Filter the lines below, copying only those with the string "text".
-------- THE RECORDS --------
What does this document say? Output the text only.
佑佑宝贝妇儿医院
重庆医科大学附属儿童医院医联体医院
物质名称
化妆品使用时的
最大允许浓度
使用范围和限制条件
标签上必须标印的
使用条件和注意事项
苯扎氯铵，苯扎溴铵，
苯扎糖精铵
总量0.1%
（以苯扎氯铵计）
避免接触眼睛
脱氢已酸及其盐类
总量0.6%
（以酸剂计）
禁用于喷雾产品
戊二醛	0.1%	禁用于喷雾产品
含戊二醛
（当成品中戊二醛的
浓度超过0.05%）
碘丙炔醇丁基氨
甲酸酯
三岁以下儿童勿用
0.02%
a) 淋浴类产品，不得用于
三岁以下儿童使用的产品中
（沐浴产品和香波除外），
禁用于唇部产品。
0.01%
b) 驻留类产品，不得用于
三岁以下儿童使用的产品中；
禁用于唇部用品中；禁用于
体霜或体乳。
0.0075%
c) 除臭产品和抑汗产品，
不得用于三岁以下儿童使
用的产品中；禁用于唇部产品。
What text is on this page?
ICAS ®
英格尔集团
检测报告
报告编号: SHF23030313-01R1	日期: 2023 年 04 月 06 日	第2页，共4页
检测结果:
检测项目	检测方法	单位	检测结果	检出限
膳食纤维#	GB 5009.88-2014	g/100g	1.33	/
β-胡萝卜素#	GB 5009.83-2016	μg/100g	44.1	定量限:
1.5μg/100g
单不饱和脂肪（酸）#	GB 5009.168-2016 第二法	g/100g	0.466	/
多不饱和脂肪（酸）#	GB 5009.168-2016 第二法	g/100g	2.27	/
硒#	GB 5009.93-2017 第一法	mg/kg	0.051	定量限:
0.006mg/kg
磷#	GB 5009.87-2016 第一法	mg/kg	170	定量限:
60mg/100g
--------
ANSWER BELOW ▸
What does this document say? Output the text only.
What text is on this page?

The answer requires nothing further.